[Dataset records]
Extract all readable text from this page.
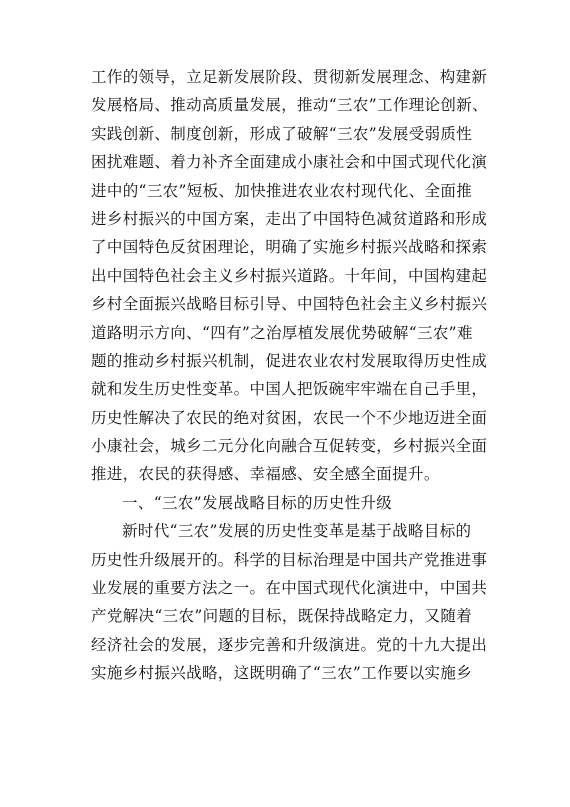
工作的领导，立足新发展阶段、贯彻新发展理念、构建新
发展格局、推动高质量发展，推动“三农”工作理论创新、
实践创新、制度创新，形成了破解“三农”发展受弱质性
困扰难题、着力补齐全面建成小康社会和中国式现代化演
进中的“三农”短板、加快推进农业农村现代化、全面推
进乡村振兴的中国方案，走出了中国特色减贫道路和形成
了中国特色反贫困理论，明确了实施乡村振兴战略和探索
出中国特色社会主义乡村振兴道路。十年间，中国构建起
乡村全面振兴战略目标引导、中国特色社会主义乡村振兴
道路明示方向、“四有”之治厚植发展优势破解“三农”难
题的推动乡村振兴机制，促进农业农村发展取得历史性成
就和发生历史性变革。中国人把饭碗牢牢端在自己手里，
历史性解决了农民的绝对贫困，农民一个不少地迈进全面
小康社会，城乡二元分化向融合互促转变，乡村振兴全面
推进，农民的获得感、幸福感、安全感全面提升。
一、“三农”发展战略目标的历史性升级
新时代“三农”发展的历史性变革是基于战略目标的
历史性升级展开的。科学的目标治理是中国共产党推进事
业发展的重要方法之一。在中国式现代化演进中，中国共
产党解决“三农”问题的目标，既保持战略定力，又随着
经济社会的发展，逐步完善和升级演进。党的十九大提出
实施乡村振兴战略，这既明确了“三农”工作要以实施乡
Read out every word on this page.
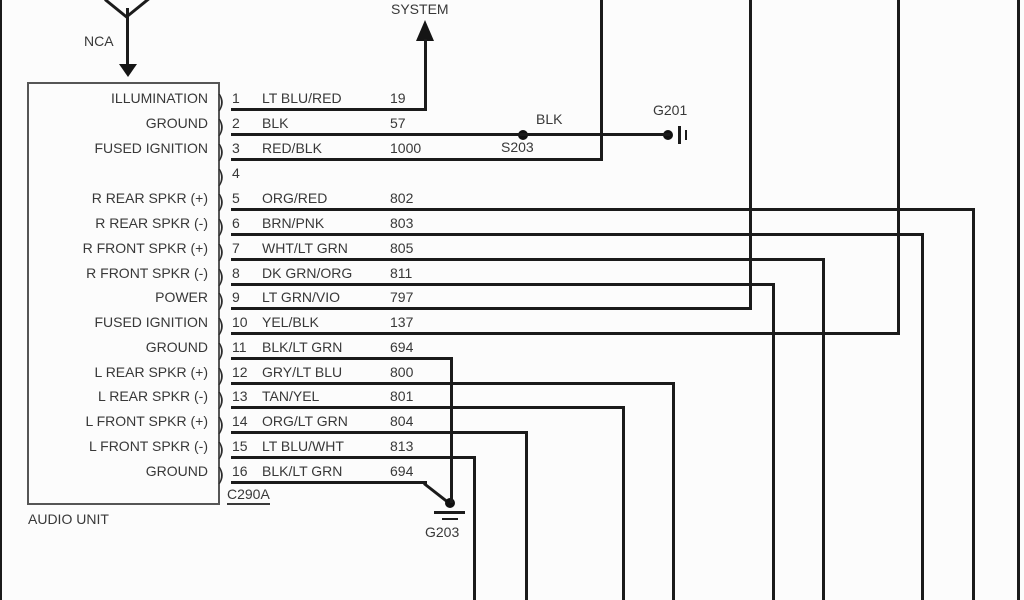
NCA
SYSTEM
AUDIO UNIT
C290A
BLK
S203
G201
G203
) 1
ILLUMINATION	LT BLU/RED	19
) 2
GROUND	BLK	57
) 3
FUSED IGNITION	RED/BLK	1000
) 4
) 5
R REAR SPKR (+)	ORG/RED	802
) 6
R REAR SPKR (-)	BRN/PNK	803
) 7
R FRONT SPKR (+)	WHT/LT GRN	805
) 8
R FRONT SPKR (-)	DK GRN/ORG	811
) 9
POWER	LT GRN/VIO	797
) 10
FUSED IGNITION	YEL/BLK	137
) 11
GROUND	BLK/LT GRN	694
) 12
L REAR SPKR (+)	GRY/LT BLU	800
) 13
L REAR SPKR (-)	TAN/YEL	801
) 14
L FRONT SPKR (+)	ORG/LT GRN	804
) 15
L FRONT SPKR (-)	LT BLU/WHT	813
) 16
GROUND	BLK/LT GRN	694
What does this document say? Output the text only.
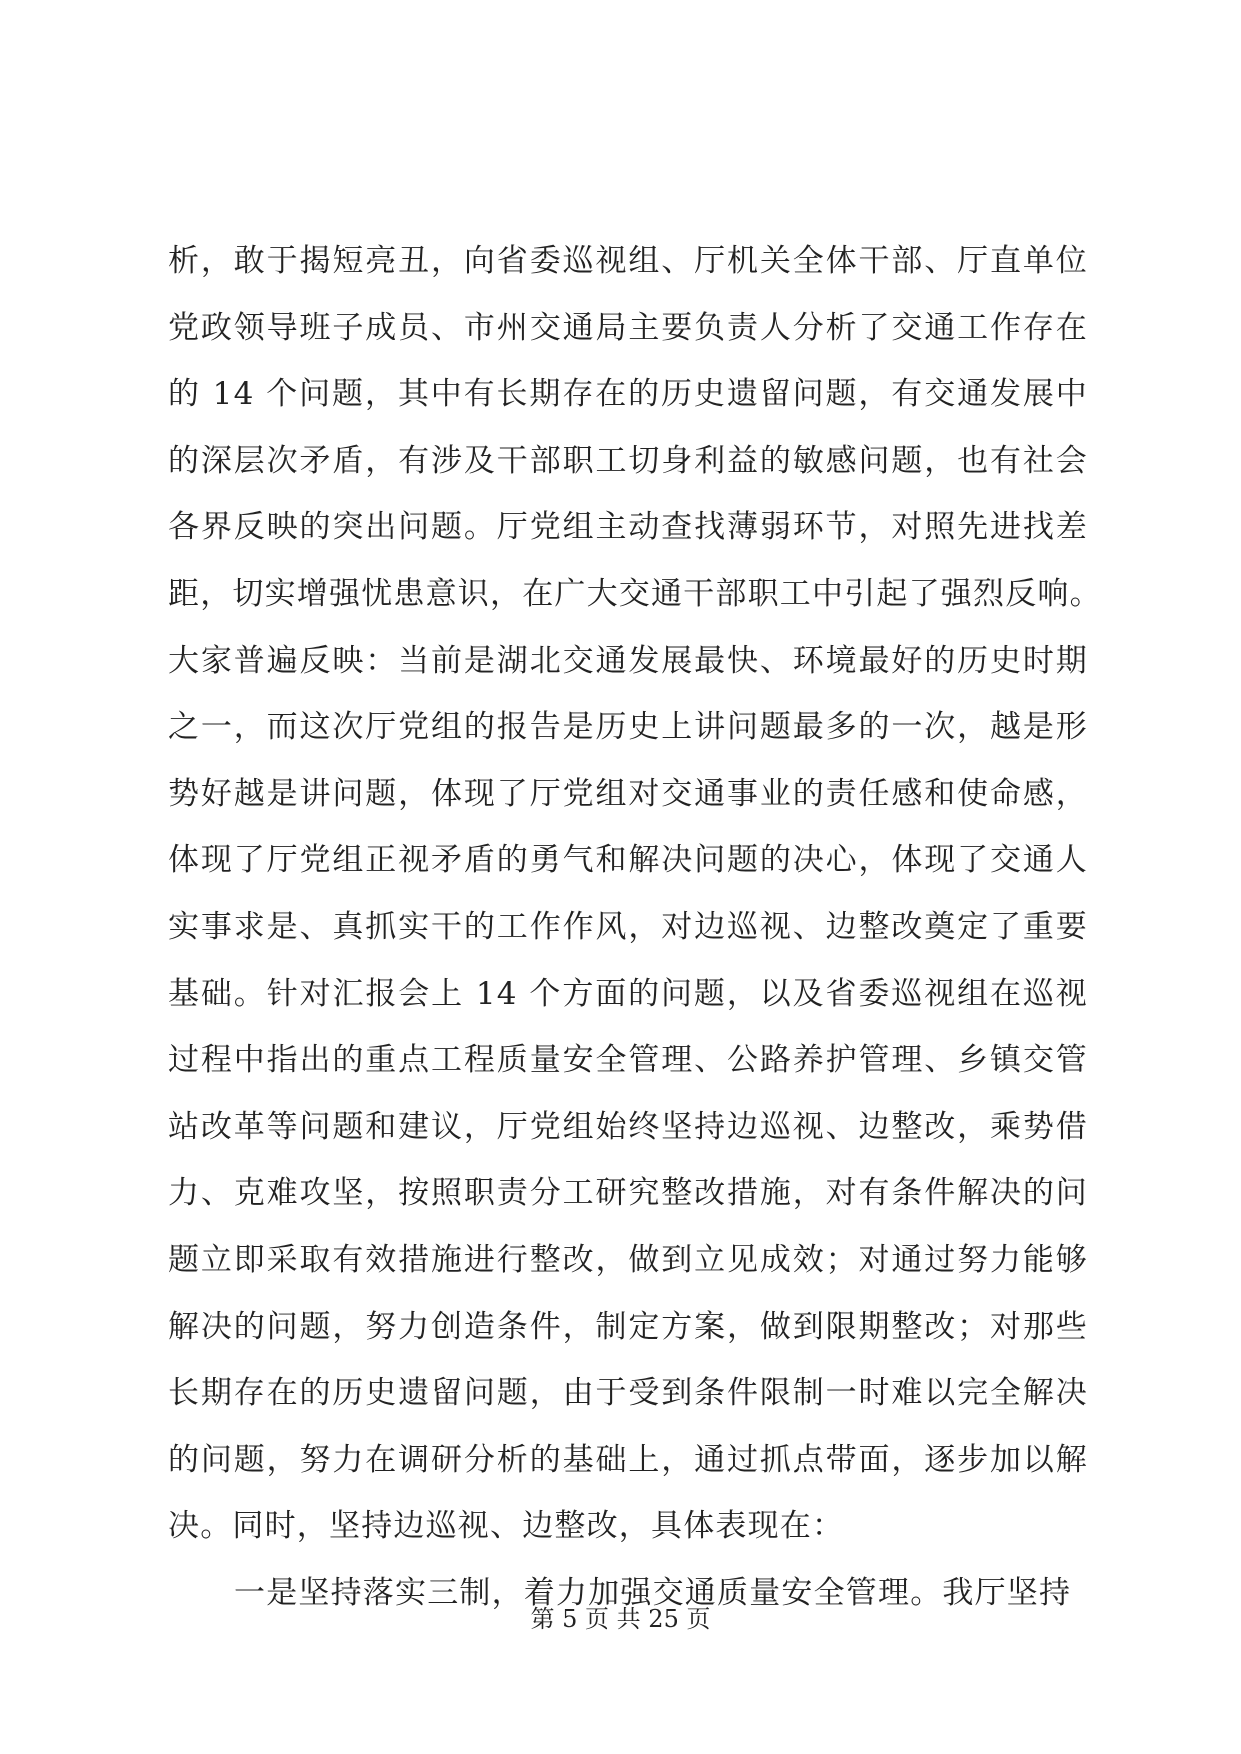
析，敢于揭短亮丑，向省委巡视组、厅机关全体干部、厅直单位
党政领导班子成员、市州交通局主要负责人分析了交通工作存在
的 14 个问题，其中有长期存在的历史遗留问题，有交通发展中
的深层次矛盾，有涉及干部职工切身利益的敏感问题，也有社会
各界反映的突出问题。厅党组主动查找薄弱环节，对照先进找差
距，切实增强忧患意识，在广大交通干部职工中引起了强烈反响。
大家普遍反映：当前是湖北交通发展最快、环境最好的历史时期
之一，而这次厅党组的报告是历史上讲问题最多的一次，越是形
势好越是讲问题，体现了厅党组对交通事业的责任感和使命感，
体现了厅党组正视矛盾的勇气和解决问题的决心，体现了交通人
实事求是、真抓实干的工作作风，对边巡视、边整改奠定了重要
基础。针对汇报会上 14 个方面的问题，以及省委巡视组在巡视
过程中指出的重点工程质量安全管理、公路养护管理、乡镇交管
站改革等问题和建议，厅党组始终坚持边巡视、边整改，乘势借
力、克难攻坚，按照职责分工研究整改措施，对有条件解决的问
题立即采取有效措施进行整改，做到立见成效；对通过努力能够
解决的问题，努力创造条件，制定方案，做到限期整改；对那些
长期存在的历史遗留问题，由于受到条件限制一时难以完全解决
的问题，努力在调研分析的基础上，通过抓点带面，逐步加以解
决。同时，坚持边巡视、边整改，具体表现在：
一是坚持落实三制，着力加强交通质量安全管理。我厅坚持
第 5 页 共 25 页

▶ What to do
Set down every entry word for word, but omit the pictures.

▶ Task output
Extract all readable text from this page.
工作的领导，立足新发展阶段、贯彻新发展理念、构建新
发展格局、推动高质量发展，推动“三农”工作理论创新、
实践创新、制度创新，形成了破解“三农”发展受弱质性
困扰难题、着力补齐全面建成小康社会和中国式现代化演
进中的“三农”短板、加快推进农业农村现代化、全面推
进乡村振兴的中国方案，走出了中国特色减贫道路和形成
了中国特色反贫困理论，明确了实施乡村振兴战略和探索
出中国特色社会主义乡村振兴道路。十年间，中国构建起
乡村全面振兴战略目标引导、中国特色社会主义乡村振兴
道路明示方向、“四有”之治厚植发展优势破解“三农”难
题的推动乡村振兴机制，促进农业农村发展取得历史性成
就和发生历史性变革。中国人把饭碗牢牢端在自己手里，
历史性解决了农民的绝对贫困，农民一个不少地迈进全面
小康社会，城乡二元分化向融合互促转变，乡村振兴全面
推进，农民的获得感、幸福感、安全感全面提升。
一、“三农”发展战略目标的历史性升级
新时代“三农”发展的历史性变革是基于战略目标的
历史性升级展开的。科学的目标治理是中国共产党推进事
业发展的重要方法之一。在中国式现代化演进中，中国共
产党解决“三农”问题的目标，既保持战略定力，又随着
经济社会的发展，逐步完善和升级演进。党的十九大提出
实施乡村振兴战略，这既明确了“三农”工作要以实施乡
Read out every word on this page.
NCA
SYSTEM
AUDIO UNIT
C290A
BLK
S203
G201
G203
) 1
ILLUMINATION	LT BLU/RED	19
) 2
GROUND	BLK	57
) 3
FUSED IGNITION	RED/BLK	1000
) 4
) 5
R REAR SPKR (+)	ORG/RED	802
) 6
R REAR SPKR (-)	BRN/PNK	803
) 7
R FRONT SPKR (+)	WHT/LT GRN	805
) 8
R FRONT SPKR (-)	DK GRN/ORG	811
) 9
POWER	LT GRN/VIO	797
) 10
FUSED IGNITION	YEL/BLK	137
) 11
GROUND	BLK/LT GRN	694
) 12
L REAR SPKR (+)	GRY/LT BLU	800
) 13
L REAR SPKR (-)	TAN/YEL	801
) 14
L FRONT SPKR (+)	ORG/LT GRN	804
) 15
L FRONT SPKR (-)	LT BLU/WHT	813
) 16
GROUND	BLK/LT GRN	694
What does this document say? Output the text only.
析，敢于揭短亮丑，向省委巡视组、厅机关全体干部、厅直单位
党政领导班子成员、市州交通局主要负责人分析了交通工作存在
的 14 个问题，其中有长期存在的历史遗留问题，有交通发展中
的深层次矛盾，有涉及干部职工切身利益的敏感问题，也有社会
各界反映的突出问题。厅党组主动查找薄弱环节，对照先进找差
距，切实增强忧患意识，在广大交通干部职工中引起了强烈反响。
大家普遍反映：当前是湖北交通发展最快、环境最好的历史时期
之一，而这次厅党组的报告是历史上讲问题最多的一次，越是形
势好越是讲问题，体现了厅党组对交通事业的责任感和使命感，
体现了厅党组正视矛盾的勇气和解决问题的决心，体现了交通人
实事求是、真抓实干的工作作风，对边巡视、边整改奠定了重要
基础。针对汇报会上 14 个方面的问题，以及省委巡视组在巡视
过程中指出的重点工程质量安全管理、公路养护管理、乡镇交管
站改革等问题和建议，厅党组始终坚持边巡视、边整改，乘势借
力、克难攻坚，按照职责分工研究整改措施，对有条件解决的问
题立即采取有效措施进行整改，做到立见成效；对通过努力能够
解决的问题，努力创造条件，制定方案，做到限期整改；对那些
长期存在的历史遗留问题，由于受到条件限制一时难以完全解决
的问题，努力在调研分析的基础上，通过抓点带面，逐步加以解
决。同时，坚持边巡视、边整改，具体表现在：
一是坚持落实三制，着力加强交通质量安全管理。我厅坚持
第 5 页 共 25 页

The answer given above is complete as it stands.